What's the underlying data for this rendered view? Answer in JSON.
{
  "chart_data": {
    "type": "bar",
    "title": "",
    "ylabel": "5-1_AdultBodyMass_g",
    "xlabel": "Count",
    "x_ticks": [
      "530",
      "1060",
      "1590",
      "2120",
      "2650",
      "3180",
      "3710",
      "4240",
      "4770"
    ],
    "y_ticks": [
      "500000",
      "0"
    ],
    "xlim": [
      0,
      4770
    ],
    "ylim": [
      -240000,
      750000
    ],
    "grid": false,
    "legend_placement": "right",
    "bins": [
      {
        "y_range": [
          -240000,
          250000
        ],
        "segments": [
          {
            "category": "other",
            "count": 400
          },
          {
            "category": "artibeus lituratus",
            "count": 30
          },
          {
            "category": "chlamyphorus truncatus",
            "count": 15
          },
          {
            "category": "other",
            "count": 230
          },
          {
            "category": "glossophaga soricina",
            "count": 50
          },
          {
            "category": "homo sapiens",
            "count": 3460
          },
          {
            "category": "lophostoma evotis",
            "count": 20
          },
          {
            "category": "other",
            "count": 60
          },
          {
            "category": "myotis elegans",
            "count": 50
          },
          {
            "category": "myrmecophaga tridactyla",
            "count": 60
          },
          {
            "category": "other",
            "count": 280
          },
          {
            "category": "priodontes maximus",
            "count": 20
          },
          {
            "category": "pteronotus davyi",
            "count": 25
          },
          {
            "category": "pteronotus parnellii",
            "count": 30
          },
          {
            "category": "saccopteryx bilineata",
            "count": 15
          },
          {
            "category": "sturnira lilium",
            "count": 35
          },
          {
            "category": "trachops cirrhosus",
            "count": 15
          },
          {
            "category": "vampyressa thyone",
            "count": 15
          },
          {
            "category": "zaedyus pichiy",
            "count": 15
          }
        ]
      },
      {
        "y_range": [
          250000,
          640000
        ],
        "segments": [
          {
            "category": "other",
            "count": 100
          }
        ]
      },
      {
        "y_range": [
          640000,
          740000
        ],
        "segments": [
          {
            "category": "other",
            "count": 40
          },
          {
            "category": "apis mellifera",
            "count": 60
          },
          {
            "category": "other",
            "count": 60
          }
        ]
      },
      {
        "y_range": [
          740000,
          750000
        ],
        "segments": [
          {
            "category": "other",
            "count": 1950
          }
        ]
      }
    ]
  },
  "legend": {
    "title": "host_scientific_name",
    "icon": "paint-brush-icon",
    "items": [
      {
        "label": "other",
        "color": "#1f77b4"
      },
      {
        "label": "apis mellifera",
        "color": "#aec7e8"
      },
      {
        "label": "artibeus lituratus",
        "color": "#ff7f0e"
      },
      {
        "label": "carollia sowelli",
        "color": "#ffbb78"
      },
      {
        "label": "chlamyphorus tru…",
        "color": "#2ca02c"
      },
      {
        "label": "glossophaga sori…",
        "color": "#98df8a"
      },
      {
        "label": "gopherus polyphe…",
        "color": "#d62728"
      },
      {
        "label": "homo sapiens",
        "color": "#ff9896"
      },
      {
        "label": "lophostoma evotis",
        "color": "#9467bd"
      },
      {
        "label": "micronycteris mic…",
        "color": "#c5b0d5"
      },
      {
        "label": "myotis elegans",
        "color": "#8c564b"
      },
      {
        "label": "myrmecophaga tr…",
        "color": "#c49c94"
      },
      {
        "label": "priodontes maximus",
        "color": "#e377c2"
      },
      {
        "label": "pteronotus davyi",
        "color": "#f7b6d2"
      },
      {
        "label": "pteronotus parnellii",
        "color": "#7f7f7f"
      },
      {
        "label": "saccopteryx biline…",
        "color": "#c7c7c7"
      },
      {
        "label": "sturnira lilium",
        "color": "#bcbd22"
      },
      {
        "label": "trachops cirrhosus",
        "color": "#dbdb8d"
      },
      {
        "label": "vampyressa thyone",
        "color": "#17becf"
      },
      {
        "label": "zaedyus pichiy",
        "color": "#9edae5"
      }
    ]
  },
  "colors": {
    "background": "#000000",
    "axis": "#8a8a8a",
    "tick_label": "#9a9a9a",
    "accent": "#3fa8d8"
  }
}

* * * *

*Task to complete*: Copy the lines from the entries above in which the word "priodontes" appears.

*Written response*:
            "category": "priodontes maximus",
        "label": "priodontes maximus",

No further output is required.